**** Dataset records

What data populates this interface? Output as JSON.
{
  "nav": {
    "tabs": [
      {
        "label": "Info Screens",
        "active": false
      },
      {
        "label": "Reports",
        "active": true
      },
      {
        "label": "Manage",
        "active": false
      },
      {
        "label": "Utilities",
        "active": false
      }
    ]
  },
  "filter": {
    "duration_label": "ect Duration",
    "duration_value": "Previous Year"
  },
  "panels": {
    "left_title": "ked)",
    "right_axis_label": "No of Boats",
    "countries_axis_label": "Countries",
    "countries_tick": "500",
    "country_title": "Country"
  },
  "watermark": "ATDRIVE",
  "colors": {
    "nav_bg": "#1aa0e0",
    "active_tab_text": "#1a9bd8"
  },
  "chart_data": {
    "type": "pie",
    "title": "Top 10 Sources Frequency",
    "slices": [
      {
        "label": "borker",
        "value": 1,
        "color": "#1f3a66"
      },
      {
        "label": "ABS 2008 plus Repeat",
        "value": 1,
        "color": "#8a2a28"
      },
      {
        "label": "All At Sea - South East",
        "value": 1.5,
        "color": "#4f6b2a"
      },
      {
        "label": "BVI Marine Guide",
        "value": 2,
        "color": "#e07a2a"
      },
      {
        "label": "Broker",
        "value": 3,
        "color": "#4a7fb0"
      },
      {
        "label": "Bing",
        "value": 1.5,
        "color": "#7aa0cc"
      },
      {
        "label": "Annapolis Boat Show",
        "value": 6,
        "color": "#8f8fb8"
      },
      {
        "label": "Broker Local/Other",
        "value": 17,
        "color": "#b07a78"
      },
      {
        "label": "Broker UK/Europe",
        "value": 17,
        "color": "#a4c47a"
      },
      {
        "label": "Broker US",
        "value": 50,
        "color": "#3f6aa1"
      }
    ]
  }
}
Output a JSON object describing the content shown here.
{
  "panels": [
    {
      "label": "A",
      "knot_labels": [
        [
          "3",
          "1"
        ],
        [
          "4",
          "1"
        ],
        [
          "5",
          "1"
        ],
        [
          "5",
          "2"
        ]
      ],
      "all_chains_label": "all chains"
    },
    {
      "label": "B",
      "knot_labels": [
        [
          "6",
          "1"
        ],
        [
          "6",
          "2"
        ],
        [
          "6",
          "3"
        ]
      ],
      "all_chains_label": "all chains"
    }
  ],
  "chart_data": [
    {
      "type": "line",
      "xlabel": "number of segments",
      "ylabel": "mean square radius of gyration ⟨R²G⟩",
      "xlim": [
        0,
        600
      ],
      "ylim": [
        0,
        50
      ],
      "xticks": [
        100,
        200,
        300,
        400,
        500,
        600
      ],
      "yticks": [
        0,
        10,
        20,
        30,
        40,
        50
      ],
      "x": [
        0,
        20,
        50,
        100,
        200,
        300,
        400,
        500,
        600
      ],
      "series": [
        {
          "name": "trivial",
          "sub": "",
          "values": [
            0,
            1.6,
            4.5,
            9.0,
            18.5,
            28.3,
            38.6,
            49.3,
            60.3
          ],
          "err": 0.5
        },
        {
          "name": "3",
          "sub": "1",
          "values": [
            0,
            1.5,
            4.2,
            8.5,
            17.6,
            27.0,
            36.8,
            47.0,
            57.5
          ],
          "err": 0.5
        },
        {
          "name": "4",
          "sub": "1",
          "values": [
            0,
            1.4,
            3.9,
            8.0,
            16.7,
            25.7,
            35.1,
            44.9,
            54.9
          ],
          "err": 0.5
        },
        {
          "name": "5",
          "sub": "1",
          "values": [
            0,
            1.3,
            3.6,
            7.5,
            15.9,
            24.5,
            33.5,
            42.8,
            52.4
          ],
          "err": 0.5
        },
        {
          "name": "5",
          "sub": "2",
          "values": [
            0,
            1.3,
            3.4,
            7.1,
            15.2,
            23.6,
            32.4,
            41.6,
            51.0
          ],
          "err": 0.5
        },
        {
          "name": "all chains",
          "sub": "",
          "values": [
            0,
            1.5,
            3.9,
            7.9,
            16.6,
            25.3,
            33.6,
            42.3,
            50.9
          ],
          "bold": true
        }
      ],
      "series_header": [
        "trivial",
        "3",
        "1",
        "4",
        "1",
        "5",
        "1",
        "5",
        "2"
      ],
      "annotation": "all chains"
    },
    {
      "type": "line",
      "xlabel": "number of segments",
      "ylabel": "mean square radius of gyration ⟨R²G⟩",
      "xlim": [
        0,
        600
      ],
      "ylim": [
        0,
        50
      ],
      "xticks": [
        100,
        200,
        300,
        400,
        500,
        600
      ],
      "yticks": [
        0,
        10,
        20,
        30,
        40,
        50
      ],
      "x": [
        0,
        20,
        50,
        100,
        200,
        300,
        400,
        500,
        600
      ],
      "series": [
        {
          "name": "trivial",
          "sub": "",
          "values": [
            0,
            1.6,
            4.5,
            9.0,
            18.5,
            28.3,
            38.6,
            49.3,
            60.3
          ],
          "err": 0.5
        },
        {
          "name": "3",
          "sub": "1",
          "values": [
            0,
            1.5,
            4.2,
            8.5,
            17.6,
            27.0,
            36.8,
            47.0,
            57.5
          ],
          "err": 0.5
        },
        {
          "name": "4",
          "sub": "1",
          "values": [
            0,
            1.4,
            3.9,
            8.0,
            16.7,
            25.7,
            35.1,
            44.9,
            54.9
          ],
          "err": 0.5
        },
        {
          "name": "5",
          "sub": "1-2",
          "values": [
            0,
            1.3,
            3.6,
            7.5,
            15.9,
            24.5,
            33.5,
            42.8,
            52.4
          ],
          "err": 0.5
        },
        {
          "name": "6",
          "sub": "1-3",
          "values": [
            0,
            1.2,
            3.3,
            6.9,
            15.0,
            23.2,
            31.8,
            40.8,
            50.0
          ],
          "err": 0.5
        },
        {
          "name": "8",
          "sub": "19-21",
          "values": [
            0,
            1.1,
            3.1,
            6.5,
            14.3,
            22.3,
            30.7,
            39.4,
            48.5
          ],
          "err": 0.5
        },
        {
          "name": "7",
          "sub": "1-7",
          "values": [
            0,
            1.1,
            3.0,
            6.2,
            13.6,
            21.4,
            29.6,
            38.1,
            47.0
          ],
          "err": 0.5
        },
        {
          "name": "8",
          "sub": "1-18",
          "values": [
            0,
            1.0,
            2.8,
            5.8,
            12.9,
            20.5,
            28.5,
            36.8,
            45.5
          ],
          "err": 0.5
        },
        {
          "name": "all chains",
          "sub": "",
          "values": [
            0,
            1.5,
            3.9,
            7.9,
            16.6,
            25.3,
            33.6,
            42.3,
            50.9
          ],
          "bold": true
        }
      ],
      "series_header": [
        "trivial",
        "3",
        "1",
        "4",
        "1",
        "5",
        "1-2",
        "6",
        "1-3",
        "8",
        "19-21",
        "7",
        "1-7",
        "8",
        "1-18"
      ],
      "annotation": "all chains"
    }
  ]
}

********

[Written request]: All of the material must be reproduced exactly.

[Result below]:
What data populates this interface? Output as JSON.
{
  "nav": {
    "tabs": [
      {
        "label": "Info Screens",
        "active": false
      },
      {
        "label": "Reports",
        "active": true
      },
      {
        "label": "Manage",
        "active": false
      },
      {
        "label": "Utilities",
        "active": false
      }
    ]
  },
  "filter": {
    "duration_label": "ect Duration",
    "duration_value": "Previous Year"
  },
  "panels": {
    "left_title": "ked)",
    "right_axis_label": "No of Boats",
    "countries_axis_label": "Countries",
    "countries_tick": "500",
    "country_title": "Country"
  },
  "watermark": "ATDRIVE",
  "colors": {
    "nav_bg": "#1aa0e0",
    "active_tab_text": "#1a9bd8"
  },
  "chart_data": {
    "type": "pie",
    "title": "Top 10 Sources Frequency",
    "slices": [
      {
        "label": "borker",
        "value": 1,
        "color": "#1f3a66"
      },
      {
        "label": "ABS 2008 plus Repeat",
        "value": 1,
        "color": "#8a2a28"
      },
      {
        "label": "All At Sea - South East",
        "value": 1.5,
        "color": "#4f6b2a"
      },
      {
        "label": "BVI Marine Guide",
        "value": 2,
        "color": "#e07a2a"
      },
      {
        "label": "Broker",
        "value": 3,
        "color": "#4a7fb0"
      },
      {
        "label": "Bing",
        "value": 1.5,
        "color": "#7aa0cc"
      },
      {
        "label": "Annapolis Boat Show",
        "value": 6,
        "color": "#8f8fb8"
      },
      {
        "label": "Broker Local/Other",
        "value": 17,
        "color": "#b07a78"
      },
      {
        "label": "Broker UK/Europe",
        "value": 17,
        "color": "#a4c47a"
      },
      {
        "label": "Broker US",
        "value": 50,
        "color": "#3f6aa1"
      }
    ]
  }
}
Output a JSON object describing the content shown here.
{
  "panels": [
    {
      "label": "A",
      "knot_labels": [
        [
          "3",
          "1"
        ],
        [
          "4",
          "1"
        ],
        [
          "5",
          "1"
        ],
        [
          "5",
          "2"
        ]
      ],
      "all_chains_label": "all chains"
    },
    {
      "label": "B",
      "knot_labels": [
        [
          "6",
          "1"
        ],
        [
          "6",
          "2"
        ],
        [
          "6",
          "3"
        ]
      ],
      "all_chains_label": "all chains"
    }
  ],
  "chart_data": [
    {
      "type": "line",
      "xlabel": "number of segments",
      "ylabel": "mean square radius of gyration ⟨R²G⟩",
      "xlim": [
        0,
        600
      ],
      "ylim": [
        0,
        50
      ],
      "xticks": [
        100,
        200,
        300,
        400,
        500,
        600
      ],
      "yticks": [
        0,
        10,
        20,
        30,
        40,
        50
      ],
      "x": [
        0,
        20,
        50,
        100,
        200,
        300,
        400,
        500,
        600
      ],
      "series": [
        {
          "name": "trivial",
          "sub": "",
          "values": [
            0,
            1.6,
            4.5,
            9.0,
            18.5,
            28.3,
            38.6,
            49.3,
            60.3
          ],
          "err": 0.5
        },
        {
          "name": "3",
          "sub": "1",
          "values": [
            0,
            1.5,
            4.2,
            8.5,
            17.6,
            27.0,
            36.8,
            47.0,
            57.5
          ],
          "err": 0.5
        },
        {
          "name": "4",
          "sub": "1",
          "values": [
            0,
            1.4,
            3.9,
            8.0,
            16.7,
            25.7,
            35.1,
            44.9,
            54.9
          ],
          "err": 0.5
        },
        {
          "name": "5",
          "sub": "1",
          "values": [
            0,
            1.3,
            3.6,
            7.5,
            15.9,
            24.5,
            33.5,
            42.8,
            52.4
          ],
          "err": 0.5
        },
        {
          "name": "5",
          "sub": "2",
          "values": [
            0,
            1.3,
            3.4,
            7.1,
            15.2,
            23.6,
            32.4,
            41.6,
            51.0
          ],
          "err": 0.5
        },
        {
          "name": "all chains",
          "sub": "",
          "values": [
            0,
            1.5,
            3.9,
            7.9,
            16.6,
            25.3,
            33.6,
            42.3,
            50.9
          ],
          "bold": true
        }
      ],
      "series_header": [
        "trivial",
        "3",
        "1",
        "4",
        "1",
        "5",
        "1",
        "5",
        "2"
      ],
      "annotation": "all chains"
    },
    {
      "type": "line",
      "xlabel": "number of segments",
      "ylabel": "mean square radius of gyration ⟨R²G⟩",
      "xlim": [
        0,
        600
      ],
      "ylim": [
        0,
        50
      ],
      "xticks": [
        100,
        200,
        300,
        400,
        500,
        600
      ],
      "yticks": [
        0,
        10,
        20,
        30,
        40,
        50
      ],
      "x": [
        0,
        20,
        50,
        100,
        200,
        300,
        400,
        500,
        600
      ],
      "series": [
        {
          "name": "trivial",
          "sub": "",
          "values": [
            0,
            1.6,
            4.5,
            9.0,
            18.5,
            28.3,
            38.6,
            49.3,
            60.3
          ],
          "err": 0.5
        },
        {
          "name": "3",
          "sub": "1",
          "values": [
            0,
            1.5,
            4.2,
            8.5,
            17.6,
            27.0,
            36.8,
            47.0,
            57.5
          ],
          "err": 0.5
        },
        {
          "name": "4",
          "sub": "1",
          "values": [
            0,
            1.4,
            3.9,
            8.0,
            16.7,
            25.7,
            35.1,
            44.9,
            54.9
          ],
          "err": 0.5
        },
        {
          "name": "5",
          "sub": "1-2",
          "values": [
            0,
            1.3,
            3.6,
            7.5,
            15.9,
            24.5,
            33.5,
            42.8,
            52.4
          ],
          "err": 0.5
        },
        {
          "name": "6",
          "sub": "1-3",
          "values": [
            0,
            1.2,
            3.3,
            6.9,
            15.0,
            23.2,
            31.8,
            40.8,
            50.0
          ],
          "err": 0.5
        },
        {
          "name": "8",
          "sub": "19-21",
          "values": [
            0,
            1.1,
            3.1,
            6.5,
            14.3,
            22.3,
            30.7,
            39.4,
            48.5
          ],
          "err": 0.5
        },
        {
          "name": "7",
          "sub": "1-7",
          "values": [
            0,
            1.1,
            3.0,
            6.2,
            13.6,
            21.4,
            29.6,
            38.1,
            47.0
          ],
          "err": 0.5
        },
        {
          "name": "8",
          "sub": "1-18",
          "values": [
            0,
            1.0,
            2.8,
            5.8,
            12.9,
            20.5,
            28.5,
            36.8,
            45.5
          ],
          "err": 0.5
        },
        {
          "name": "all chains",
          "sub": "",
          "values": [
            0,
            1.5,
            3.9,
            7.9,
            16.6,
            25.3,
            33.6,
            42.3,
            50.9
          ],
          "bold": true
        }
      ],
      "series_header": [
        "trivial",
        "3",
        "1",
        "4",
        "1",
        "5",
        "1-2",
        "6",
        "1-3",
        "8",
        "19-21",
        "7",
        "1-7",
        "8",
        "1-18"
      ],
      "annotation": "all chains"
    }
  ]
}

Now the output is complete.